[What to produce]
Can you reproduce the data beneath, keeping every line exact?

[Dataset records]
################

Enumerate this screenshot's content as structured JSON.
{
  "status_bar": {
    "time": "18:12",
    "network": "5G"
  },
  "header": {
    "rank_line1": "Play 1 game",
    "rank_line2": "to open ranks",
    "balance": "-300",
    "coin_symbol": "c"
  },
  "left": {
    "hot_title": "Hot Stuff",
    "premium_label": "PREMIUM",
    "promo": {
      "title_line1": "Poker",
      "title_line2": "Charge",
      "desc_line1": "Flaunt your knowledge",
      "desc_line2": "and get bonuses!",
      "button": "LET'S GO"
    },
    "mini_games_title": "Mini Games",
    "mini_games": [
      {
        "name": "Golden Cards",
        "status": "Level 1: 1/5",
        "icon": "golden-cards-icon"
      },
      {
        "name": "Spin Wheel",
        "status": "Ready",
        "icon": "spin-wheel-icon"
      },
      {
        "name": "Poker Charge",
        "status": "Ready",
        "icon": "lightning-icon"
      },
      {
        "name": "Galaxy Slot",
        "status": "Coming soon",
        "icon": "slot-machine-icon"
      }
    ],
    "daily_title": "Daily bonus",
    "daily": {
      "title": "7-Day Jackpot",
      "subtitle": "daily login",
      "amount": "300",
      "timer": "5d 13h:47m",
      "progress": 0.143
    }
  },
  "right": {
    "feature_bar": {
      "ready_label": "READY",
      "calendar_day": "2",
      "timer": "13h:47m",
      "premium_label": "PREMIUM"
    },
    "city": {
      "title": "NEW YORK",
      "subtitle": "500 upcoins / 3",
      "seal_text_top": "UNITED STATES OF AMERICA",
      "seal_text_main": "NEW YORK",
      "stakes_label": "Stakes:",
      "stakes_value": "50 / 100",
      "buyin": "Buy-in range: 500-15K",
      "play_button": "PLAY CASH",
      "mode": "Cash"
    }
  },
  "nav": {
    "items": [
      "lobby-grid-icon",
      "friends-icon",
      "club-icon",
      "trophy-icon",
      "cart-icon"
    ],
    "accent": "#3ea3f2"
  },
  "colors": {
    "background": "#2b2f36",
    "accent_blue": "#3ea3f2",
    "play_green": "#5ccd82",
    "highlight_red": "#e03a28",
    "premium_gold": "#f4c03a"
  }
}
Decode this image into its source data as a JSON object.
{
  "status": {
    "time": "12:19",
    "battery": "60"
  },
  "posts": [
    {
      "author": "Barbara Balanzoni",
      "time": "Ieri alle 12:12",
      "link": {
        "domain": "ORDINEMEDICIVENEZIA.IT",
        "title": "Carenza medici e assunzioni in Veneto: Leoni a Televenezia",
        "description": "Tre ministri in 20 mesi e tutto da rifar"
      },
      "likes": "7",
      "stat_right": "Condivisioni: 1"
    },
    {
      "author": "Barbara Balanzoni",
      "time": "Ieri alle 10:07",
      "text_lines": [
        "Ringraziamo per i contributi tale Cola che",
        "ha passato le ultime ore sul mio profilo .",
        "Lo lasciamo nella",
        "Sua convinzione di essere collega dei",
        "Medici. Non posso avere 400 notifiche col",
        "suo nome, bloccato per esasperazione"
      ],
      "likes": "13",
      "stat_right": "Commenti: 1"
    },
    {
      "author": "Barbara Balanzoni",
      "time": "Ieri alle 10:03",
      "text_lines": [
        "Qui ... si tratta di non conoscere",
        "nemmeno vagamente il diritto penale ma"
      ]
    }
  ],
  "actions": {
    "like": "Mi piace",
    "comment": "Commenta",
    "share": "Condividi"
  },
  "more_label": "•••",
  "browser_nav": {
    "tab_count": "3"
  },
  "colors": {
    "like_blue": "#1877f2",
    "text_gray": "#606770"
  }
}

################

[Task response]
Enumerate this screenshot's content as structured JSON.
{
  "status_bar": {
    "time": "18:12",
    "network": "5G"
  },
  "header": {
    "rank_line1": "Play 1 game",
    "rank_line2": "to open ranks",
    "balance": "-300",
    "coin_symbol": "c"
  },
  "left": {
    "hot_title": "Hot Stuff",
    "premium_label": "PREMIUM",
    "promo": {
      "title_line1": "Poker",
      "title_line2": "Charge",
      "desc_line1": "Flaunt your knowledge",
      "desc_line2": "and get bonuses!",
      "button": "LET'S GO"
    },
    "mini_games_title": "Mini Games",
    "mini_games": [
      {
        "name": "Golden Cards",
        "status": "Level 1: 1/5",
        "icon": "golden-cards-icon"
      },
      {
        "name": "Spin Wheel",
        "status": "Ready",
        "icon": "spin-wheel-icon"
      },
      {
        "name": "Poker Charge",
        "status": "Ready",
        "icon": "lightning-icon"
      },
      {
        "name": "Galaxy Slot",
        "status": "Coming soon",
        "icon": "slot-machine-icon"
      }
    ],
    "daily_title": "Daily bonus",
    "daily": {
      "title": "7-Day Jackpot",
      "subtitle": "daily login",
      "amount": "300",
      "timer": "5d 13h:47m",
      "progress": 0.143
    }
  },
  "right": {
    "feature_bar": {
      "ready_label": "READY",
      "calendar_day": "2",
      "timer": "13h:47m",
      "premium_label": "PREMIUM"
    },
    "city": {
      "title": "NEW YORK",
      "subtitle": "500 upcoins / 3",
      "seal_text_top": "UNITED STATES OF AMERICA",
      "seal_text_main": "NEW YORK",
      "stakes_label": "Stakes:",
      "stakes_value": "50 / 100",
      "buyin": "Buy-in range: 500-15K",
      "play_button": "PLAY CASH",
      "mode": "Cash"
    }
  },
  "nav": {
    "items": [
      "lobby-grid-icon",
      "friends-icon",
      "club-icon",
      "trophy-icon",
      "cart-icon"
    ],
    "accent": "#3ea3f2"
  },
  "colors": {
    "background": "#2b2f36",
    "accent_blue": "#3ea3f2",
    "play_green": "#5ccd82",
    "highlight_red": "#e03a28",
    "premium_gold": "#f4c03a"
  }
}
Decode this image into its source data as a JSON object.
{
  "status": {
    "time": "12:19",
    "battery": "60"
  },
  "posts": [
    {
      "author": "Barbara Balanzoni",
      "time": "Ieri alle 12:12",
      "link": {
        "domain": "ORDINEMEDICIVENEZIA.IT",
        "title": "Carenza medici e assunzioni in Veneto: Leoni a Televenezia",
        "description": "Tre ministri in 20 mesi e tutto da rifar"
      },
      "likes": "7",
      "stat_right": "Condivisioni: 1"
    },
    {
      "author": "Barbara Balanzoni",
      "time": "Ieri alle 10:07",
      "text_lines": [
        "Ringraziamo per i contributi tale Cola che",
        "ha passato le ultime ore sul mio profilo .",
        "Lo lasciamo nella",
        "Sua convinzione di essere collega dei",
        "Medici. Non posso avere 400 notifiche col",
        "suo nome, bloccato per esasperazione"
      ],
      "likes": "13",
      "stat_right": "Commenti: 1"
    },
    {
      "author": "Barbara Balanzoni",
      "time": "Ieri alle 10:03",
      "text_lines": [
        "Qui ... si tratta di non conoscere",
        "nemmeno vagamente il diritto penale ma"
      ]
    }
  ],
  "actions": {
    "like": "Mi piace",
    "comment": "Commenta",
    "share": "Condividi"
  },
  "more_label": "•••",
  "browser_nav": {
    "tab_count": "3"
  },
  "colors": {
    "like_blue": "#1877f2",
    "text_gray": "#606770"
  }
}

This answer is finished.